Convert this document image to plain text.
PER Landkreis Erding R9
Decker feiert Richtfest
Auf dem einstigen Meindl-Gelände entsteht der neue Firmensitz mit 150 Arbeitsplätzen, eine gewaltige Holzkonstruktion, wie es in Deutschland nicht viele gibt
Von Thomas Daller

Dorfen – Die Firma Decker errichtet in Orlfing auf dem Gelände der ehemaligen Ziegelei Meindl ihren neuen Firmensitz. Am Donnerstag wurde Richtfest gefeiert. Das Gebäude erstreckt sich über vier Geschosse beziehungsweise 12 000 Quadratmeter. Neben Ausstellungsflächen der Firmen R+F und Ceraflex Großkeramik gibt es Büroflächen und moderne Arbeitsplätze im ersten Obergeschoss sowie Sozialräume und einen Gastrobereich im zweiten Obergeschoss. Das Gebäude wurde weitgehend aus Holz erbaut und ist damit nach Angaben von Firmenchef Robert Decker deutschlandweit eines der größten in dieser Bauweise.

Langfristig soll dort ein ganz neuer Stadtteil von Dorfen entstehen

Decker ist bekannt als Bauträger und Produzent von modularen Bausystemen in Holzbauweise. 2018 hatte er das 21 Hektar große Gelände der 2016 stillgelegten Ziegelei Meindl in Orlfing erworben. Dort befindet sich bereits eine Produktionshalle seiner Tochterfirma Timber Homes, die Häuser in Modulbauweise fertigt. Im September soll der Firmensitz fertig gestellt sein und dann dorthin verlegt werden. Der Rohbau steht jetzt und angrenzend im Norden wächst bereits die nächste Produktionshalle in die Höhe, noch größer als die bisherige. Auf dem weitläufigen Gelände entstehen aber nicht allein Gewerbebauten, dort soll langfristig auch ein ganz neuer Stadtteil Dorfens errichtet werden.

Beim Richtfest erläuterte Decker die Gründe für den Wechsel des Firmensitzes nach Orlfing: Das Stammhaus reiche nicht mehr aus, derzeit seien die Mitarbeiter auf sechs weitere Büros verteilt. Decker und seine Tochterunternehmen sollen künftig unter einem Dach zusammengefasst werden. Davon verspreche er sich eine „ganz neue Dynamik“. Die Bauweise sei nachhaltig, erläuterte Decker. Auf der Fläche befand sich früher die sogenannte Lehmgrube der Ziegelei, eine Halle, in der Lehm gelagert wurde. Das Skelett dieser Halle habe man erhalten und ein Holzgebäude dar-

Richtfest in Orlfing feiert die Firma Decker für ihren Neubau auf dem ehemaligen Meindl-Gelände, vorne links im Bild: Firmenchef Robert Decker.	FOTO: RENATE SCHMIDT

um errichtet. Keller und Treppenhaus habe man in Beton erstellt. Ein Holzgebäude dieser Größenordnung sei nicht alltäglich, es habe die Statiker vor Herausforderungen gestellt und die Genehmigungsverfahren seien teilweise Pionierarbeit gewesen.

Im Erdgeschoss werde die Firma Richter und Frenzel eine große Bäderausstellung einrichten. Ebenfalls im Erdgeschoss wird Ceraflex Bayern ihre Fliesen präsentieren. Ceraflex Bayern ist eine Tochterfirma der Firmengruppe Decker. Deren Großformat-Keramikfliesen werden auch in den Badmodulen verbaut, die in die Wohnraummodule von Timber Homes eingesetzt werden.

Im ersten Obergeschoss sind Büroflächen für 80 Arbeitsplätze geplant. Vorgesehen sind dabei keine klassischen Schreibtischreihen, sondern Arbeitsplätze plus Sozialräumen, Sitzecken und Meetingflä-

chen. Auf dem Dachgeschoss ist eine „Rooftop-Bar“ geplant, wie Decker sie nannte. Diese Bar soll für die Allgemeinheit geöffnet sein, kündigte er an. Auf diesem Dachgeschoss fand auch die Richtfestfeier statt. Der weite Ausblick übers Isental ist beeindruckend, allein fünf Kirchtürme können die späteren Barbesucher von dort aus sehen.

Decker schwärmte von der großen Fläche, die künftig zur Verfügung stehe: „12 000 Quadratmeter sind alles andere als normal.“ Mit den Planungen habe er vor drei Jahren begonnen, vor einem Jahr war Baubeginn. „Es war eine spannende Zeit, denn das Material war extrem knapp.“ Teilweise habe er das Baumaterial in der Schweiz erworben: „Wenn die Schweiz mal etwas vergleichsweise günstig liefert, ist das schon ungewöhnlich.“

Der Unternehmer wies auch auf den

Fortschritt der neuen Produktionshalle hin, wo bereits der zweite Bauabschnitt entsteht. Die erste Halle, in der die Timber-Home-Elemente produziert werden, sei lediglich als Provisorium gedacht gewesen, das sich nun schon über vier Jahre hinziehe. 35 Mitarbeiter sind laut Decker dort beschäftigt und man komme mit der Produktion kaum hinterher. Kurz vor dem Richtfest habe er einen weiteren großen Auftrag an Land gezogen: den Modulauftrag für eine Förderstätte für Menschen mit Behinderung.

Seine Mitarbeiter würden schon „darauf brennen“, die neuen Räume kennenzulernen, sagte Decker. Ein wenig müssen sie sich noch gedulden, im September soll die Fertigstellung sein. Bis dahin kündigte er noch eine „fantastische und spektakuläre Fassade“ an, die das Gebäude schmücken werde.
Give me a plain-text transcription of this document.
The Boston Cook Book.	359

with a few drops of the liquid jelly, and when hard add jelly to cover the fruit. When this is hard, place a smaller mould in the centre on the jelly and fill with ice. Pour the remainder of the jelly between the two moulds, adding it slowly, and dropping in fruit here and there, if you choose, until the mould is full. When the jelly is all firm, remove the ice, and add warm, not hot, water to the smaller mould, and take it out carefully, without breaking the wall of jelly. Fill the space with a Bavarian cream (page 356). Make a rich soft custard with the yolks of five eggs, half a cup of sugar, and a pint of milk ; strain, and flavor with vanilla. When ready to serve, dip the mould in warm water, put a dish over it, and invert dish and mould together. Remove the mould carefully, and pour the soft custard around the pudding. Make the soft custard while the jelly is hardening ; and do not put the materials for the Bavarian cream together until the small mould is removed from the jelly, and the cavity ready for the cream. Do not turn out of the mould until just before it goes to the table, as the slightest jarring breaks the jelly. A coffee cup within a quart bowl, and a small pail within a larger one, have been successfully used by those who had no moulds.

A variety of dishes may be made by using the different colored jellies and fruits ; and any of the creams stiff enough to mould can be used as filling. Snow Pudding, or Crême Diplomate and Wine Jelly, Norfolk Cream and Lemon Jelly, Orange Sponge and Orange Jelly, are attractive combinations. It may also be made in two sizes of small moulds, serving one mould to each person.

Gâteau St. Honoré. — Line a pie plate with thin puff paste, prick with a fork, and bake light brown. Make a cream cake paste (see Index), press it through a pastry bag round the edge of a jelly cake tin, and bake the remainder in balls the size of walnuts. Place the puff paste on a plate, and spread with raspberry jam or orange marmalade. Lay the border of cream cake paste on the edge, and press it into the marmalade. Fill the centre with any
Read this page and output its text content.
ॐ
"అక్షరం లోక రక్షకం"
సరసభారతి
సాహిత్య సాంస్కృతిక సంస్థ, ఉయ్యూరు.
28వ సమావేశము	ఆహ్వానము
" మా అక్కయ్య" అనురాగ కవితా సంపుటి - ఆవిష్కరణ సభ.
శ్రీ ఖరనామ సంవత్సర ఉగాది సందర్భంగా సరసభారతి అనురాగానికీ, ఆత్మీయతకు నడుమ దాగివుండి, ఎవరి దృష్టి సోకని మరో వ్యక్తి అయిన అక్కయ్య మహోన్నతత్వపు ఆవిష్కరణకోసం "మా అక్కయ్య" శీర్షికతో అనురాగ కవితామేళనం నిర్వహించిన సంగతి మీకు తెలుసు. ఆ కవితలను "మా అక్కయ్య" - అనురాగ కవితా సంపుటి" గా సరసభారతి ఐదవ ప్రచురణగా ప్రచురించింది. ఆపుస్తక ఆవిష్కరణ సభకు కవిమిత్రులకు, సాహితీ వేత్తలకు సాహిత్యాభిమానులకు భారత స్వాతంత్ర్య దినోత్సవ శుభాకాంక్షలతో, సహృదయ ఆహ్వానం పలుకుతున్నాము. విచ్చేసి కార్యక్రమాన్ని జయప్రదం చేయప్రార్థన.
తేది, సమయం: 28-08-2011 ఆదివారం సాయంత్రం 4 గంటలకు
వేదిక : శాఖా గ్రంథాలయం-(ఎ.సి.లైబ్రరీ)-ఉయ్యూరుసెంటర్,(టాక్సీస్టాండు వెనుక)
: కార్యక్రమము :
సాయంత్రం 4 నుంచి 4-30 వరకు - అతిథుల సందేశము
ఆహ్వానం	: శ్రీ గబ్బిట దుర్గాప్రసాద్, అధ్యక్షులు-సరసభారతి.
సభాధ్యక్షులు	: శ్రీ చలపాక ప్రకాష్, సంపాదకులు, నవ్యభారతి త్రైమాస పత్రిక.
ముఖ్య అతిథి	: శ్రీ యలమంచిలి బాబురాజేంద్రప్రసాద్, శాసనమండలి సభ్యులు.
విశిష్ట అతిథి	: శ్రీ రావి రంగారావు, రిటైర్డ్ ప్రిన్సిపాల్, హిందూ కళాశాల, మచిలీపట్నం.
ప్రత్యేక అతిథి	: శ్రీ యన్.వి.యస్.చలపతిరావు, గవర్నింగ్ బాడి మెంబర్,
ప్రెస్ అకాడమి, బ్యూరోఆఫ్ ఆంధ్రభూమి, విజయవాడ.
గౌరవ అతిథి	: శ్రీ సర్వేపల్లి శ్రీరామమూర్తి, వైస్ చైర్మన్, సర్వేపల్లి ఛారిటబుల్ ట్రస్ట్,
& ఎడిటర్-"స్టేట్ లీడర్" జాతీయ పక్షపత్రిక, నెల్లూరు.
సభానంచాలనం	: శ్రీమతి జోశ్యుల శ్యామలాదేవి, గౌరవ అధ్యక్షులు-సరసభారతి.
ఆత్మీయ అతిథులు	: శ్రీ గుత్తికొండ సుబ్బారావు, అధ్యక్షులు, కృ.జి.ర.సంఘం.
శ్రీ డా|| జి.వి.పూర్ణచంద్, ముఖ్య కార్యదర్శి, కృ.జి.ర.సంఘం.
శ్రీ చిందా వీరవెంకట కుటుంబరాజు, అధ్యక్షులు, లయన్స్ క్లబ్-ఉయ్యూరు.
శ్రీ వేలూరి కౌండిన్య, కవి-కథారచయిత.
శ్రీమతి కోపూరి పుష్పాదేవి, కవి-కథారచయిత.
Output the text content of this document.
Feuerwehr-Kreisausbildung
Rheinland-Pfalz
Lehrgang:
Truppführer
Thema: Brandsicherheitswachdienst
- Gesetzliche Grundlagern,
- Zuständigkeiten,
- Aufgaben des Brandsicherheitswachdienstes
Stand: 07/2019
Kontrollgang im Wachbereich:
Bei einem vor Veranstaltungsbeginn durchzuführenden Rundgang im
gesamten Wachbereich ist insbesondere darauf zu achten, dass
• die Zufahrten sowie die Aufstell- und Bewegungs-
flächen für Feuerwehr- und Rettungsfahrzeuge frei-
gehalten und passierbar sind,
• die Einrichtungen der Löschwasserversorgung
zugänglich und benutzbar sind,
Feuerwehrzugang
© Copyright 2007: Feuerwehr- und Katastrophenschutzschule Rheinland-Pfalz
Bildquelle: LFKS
|---|
From the records above, pull out every line containing the word "Ceraflex".

Dorfen – Die Firma Decker errichtet in Orlfing auf dem Gelände der ehemaligen Ziegelei Meindl ihren neuen Firmensitz. Am Donnerstag wurde Richtfest gefeiert. Das Gebäude erstreckt sich über vier Geschosse beziehungsweise 12 000 Quadratmeter. Neben Ausstellungsflächen der Firmen R+F und Ceraflex Großkeramik gibt es Büroflächen und moderne Arbeitsplätze im ersten Obergeschoss sowie Sozialräume und einen Gastrobereich im zweiten Obergeschoss. Das Gebäude wurde weitgehend aus Holz erbaut und ist damit nach Angaben von Firmenchef Robert Decker deutschlandweit eines der größten in dieser Bauweise.
Im Erdgeschoss werde die Firma Richter und Frenzel eine große Bäderausstellung einrichten. Ebenfalls im Erdgeschoss wird Ceraflex Bayern ihre Fliesen präsentieren. Ceraflex Bayern ist eine Tochterfirma der Firmengruppe Decker. Deren Großformat-Keramikfliesen werden auch in den Badmodulen verbaut, die in die Wohnraummodule von Timber Homes eingesetzt werden.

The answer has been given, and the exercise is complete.